EXERCISE DESCRIPTION →
Repeat every record below exactly, leaving out the pictures.

^^^^

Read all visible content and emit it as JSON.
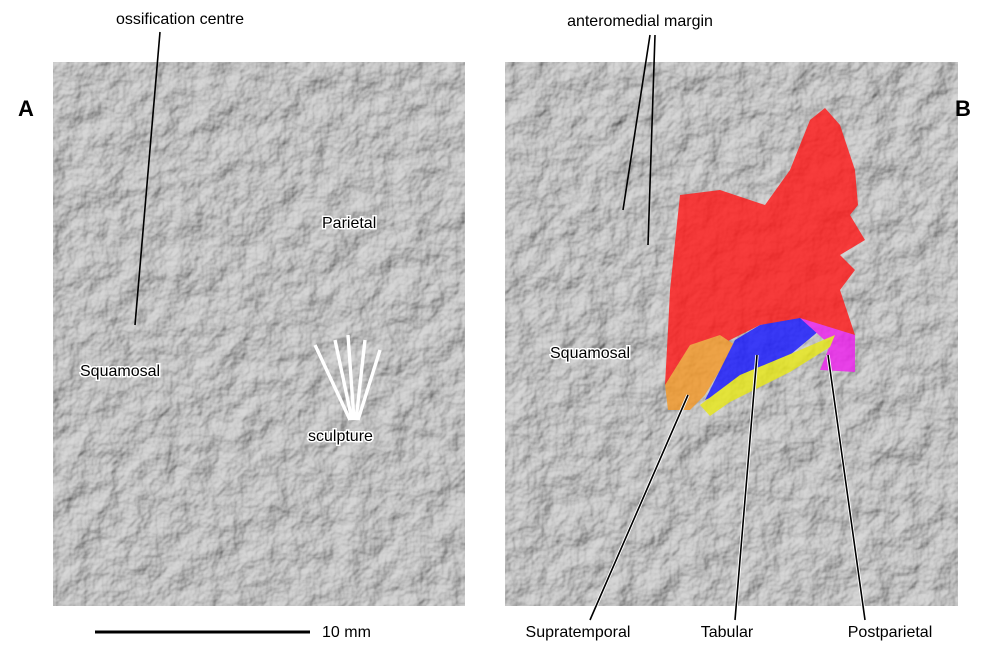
{
  "panels": [
    {
      "label": "A",
      "annotations": {
        "ossification": "ossification centre",
        "parietal": "Parietal",
        "squamosal": "Squamosal",
        "sculpture": "sculpture"
      }
    },
    {
      "label": "B",
      "annotations": {
        "margin": "anteromedial margin",
        "squamosal": "Squamosal",
        "supratemporal": "Supratemporal",
        "tabular": "Tabular",
        "postparietal": "Postparietal"
      }
    }
  ],
  "scale_bar": {
    "label": "10 mm"
  }
}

^^^^

SOLUTION TO THIS TASK →
Read all visible content and emit it as JSON.
{
  "panels": [
    {
      "label": "A",
      "annotations": {
        "ossification": "ossification centre",
        "parietal": "Parietal",
        "squamosal": "Squamosal",
        "sculpture": "sculpture"
      }
    },
    {
      "label": "B",
      "annotations": {
        "margin": "anteromedial margin",
        "squamosal": "Squamosal",
        "supratemporal": "Supratemporal",
        "tabular": "Tabular",
        "postparietal": "Postparietal"
      }
    }
  ],
  "scale_bar": {
    "label": "10 mm"
  }
}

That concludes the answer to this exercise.